Request: Each line of the material below that holds the word "caption" needs to be copied.

Material to process:
┌──

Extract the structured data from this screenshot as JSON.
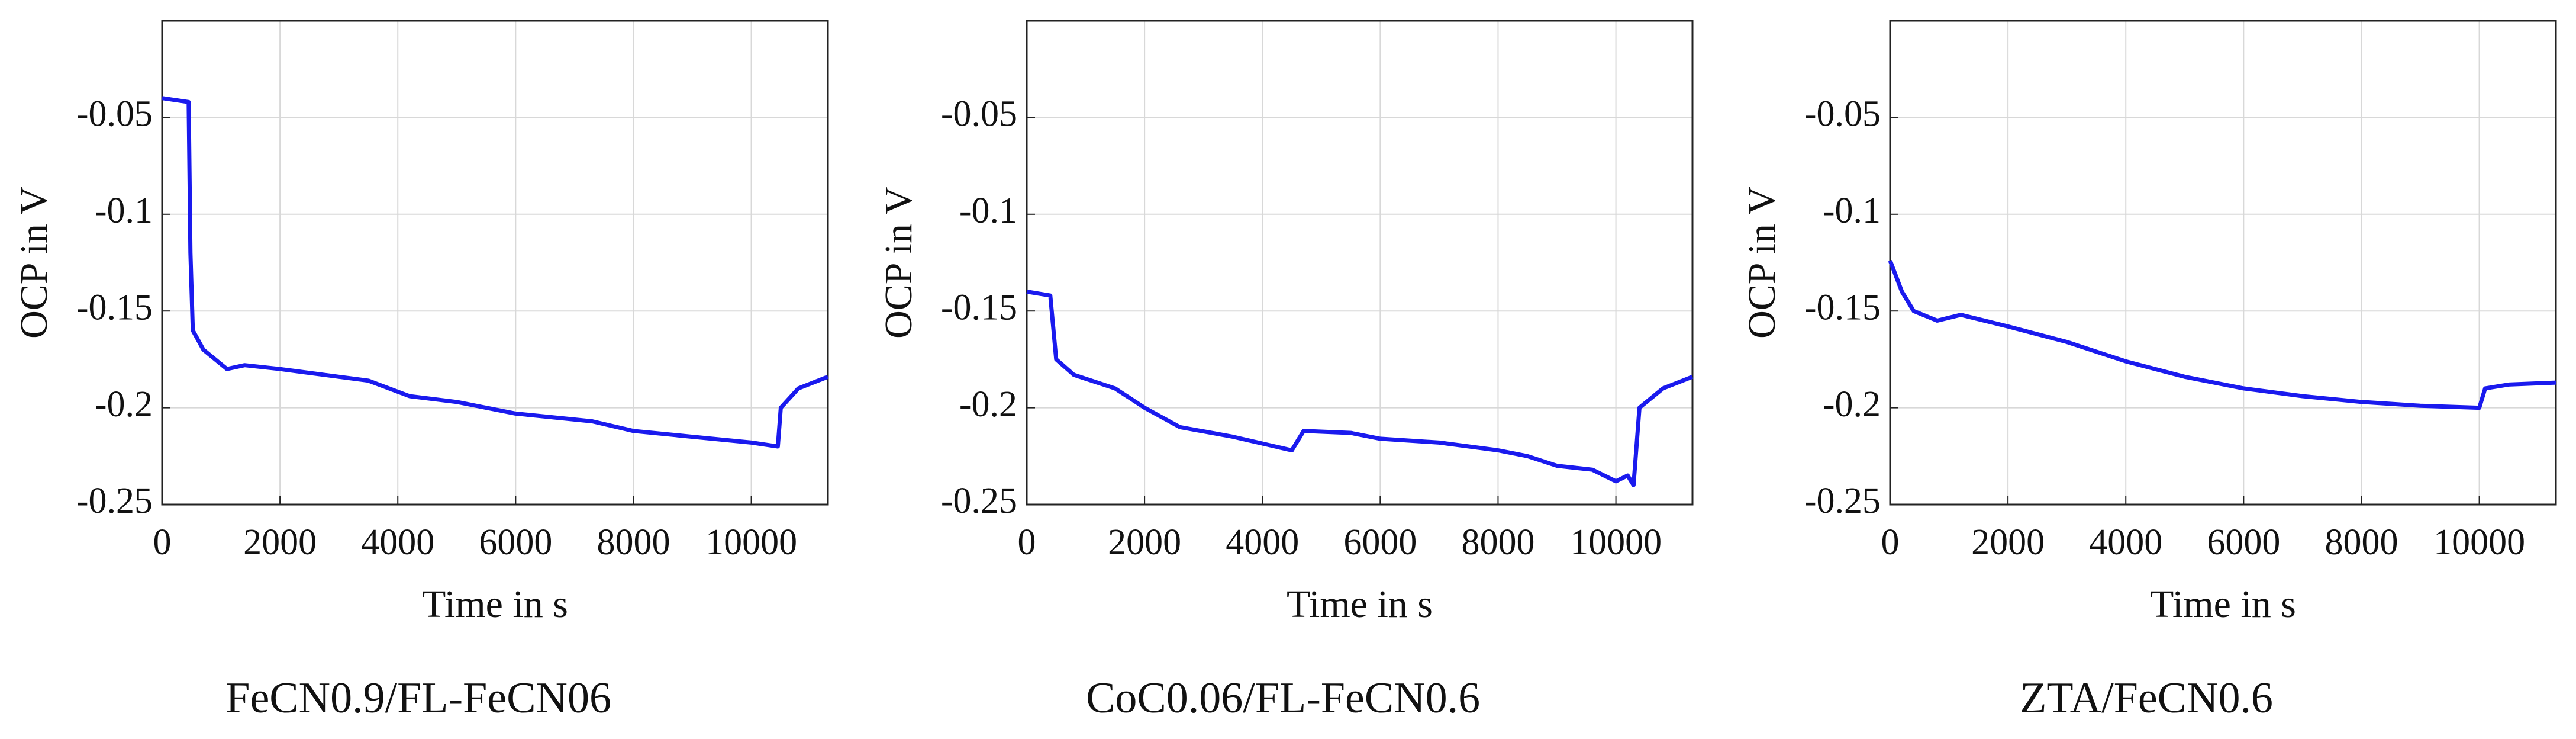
{
  "chart_data": [
    {
      "type": "line",
      "caption": "FeCN0.9/FL-FeCN06",
      "xlabel": "Time in s",
      "ylabel": "OCP in V",
      "color": "#1a1aee",
      "grid": true,
      "xlim": [
        0,
        11300
      ],
      "ylim": [
        -0.25,
        0
      ],
      "xticks": [
        0,
        2000,
        4000,
        6000,
        8000,
        10000
      ],
      "yticks": [
        -0.25,
        -0.2,
        -0.15,
        -0.1,
        -0.05
      ],
      "x": [
        0,
        450,
        480,
        520,
        700,
        1100,
        1400,
        2000,
        3000,
        3500,
        4200,
        5000,
        6000,
        7300,
        8000,
        9000,
        10000,
        10450,
        10500,
        10800,
        11300
      ],
      "values": [
        -0.04,
        -0.042,
        -0.12,
        -0.16,
        -0.17,
        -0.18,
        -0.178,
        -0.18,
        -0.184,
        -0.186,
        -0.194,
        -0.197,
        -0.203,
        -0.207,
        -0.212,
        -0.215,
        -0.218,
        -0.22,
        -0.2,
        -0.19,
        -0.184
      ]
    },
    {
      "type": "line",
      "caption": "CoC0.06/FL-FeCN0.6",
      "xlabel": "Time in s",
      "ylabel": "OCP in V",
      "color": "#1a1aee",
      "grid": true,
      "xlim": [
        0,
        11300
      ],
      "ylim": [
        -0.25,
        0
      ],
      "xticks": [
        0,
        2000,
        4000,
        6000,
        8000,
        10000
      ],
      "yticks": [
        -0.25,
        -0.2,
        -0.15,
        -0.1,
        -0.05
      ],
      "x": [
        0,
        400,
        500,
        800,
        1500,
        2000,
        2600,
        3500,
        4500,
        4700,
        5500,
        6000,
        7000,
        8000,
        8500,
        9000,
        9600,
        10000,
        10200,
        10300,
        10400,
        10800,
        11300
      ],
      "values": [
        -0.14,
        -0.142,
        -0.175,
        -0.183,
        -0.19,
        -0.2,
        -0.21,
        -0.215,
        -0.222,
        -0.212,
        -0.213,
        -0.216,
        -0.218,
        -0.222,
        -0.225,
        -0.23,
        -0.232,
        -0.238,
        -0.235,
        -0.24,
        -0.2,
        -0.19,
        -0.184
      ]
    },
    {
      "type": "line",
      "caption": "ZTA/FeCN0.6",
      "xlabel": "Time in s",
      "ylabel": "OCP in V",
      "color": "#1a1aee",
      "grid": true,
      "xlim": [
        0,
        11300
      ],
      "ylim": [
        -0.25,
        0
      ],
      "xticks": [
        0,
        2000,
        4000,
        6000,
        8000,
        10000
      ],
      "yticks": [
        -0.25,
        -0.2,
        -0.15,
        -0.1,
        -0.05
      ],
      "x": [
        0,
        200,
        400,
        800,
        1200,
        2000,
        3000,
        4000,
        5000,
        6000,
        7000,
        8000,
        9000,
        10000,
        10100,
        10500,
        11300
      ],
      "values": [
        -0.124,
        -0.14,
        -0.15,
        -0.155,
        -0.152,
        -0.158,
        -0.166,
        -0.176,
        -0.184,
        -0.19,
        -0.194,
        -0.197,
        -0.199,
        -0.2,
        -0.19,
        -0.188,
        -0.187
      ]
    }
  ]
}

└──

Reply to the exercise:
      "caption": "FeCN0.9/FL-FeCN06",
      "caption": "CoC0.06/FL-FeCN0.6",
      "caption": "ZTA/FeCN0.6",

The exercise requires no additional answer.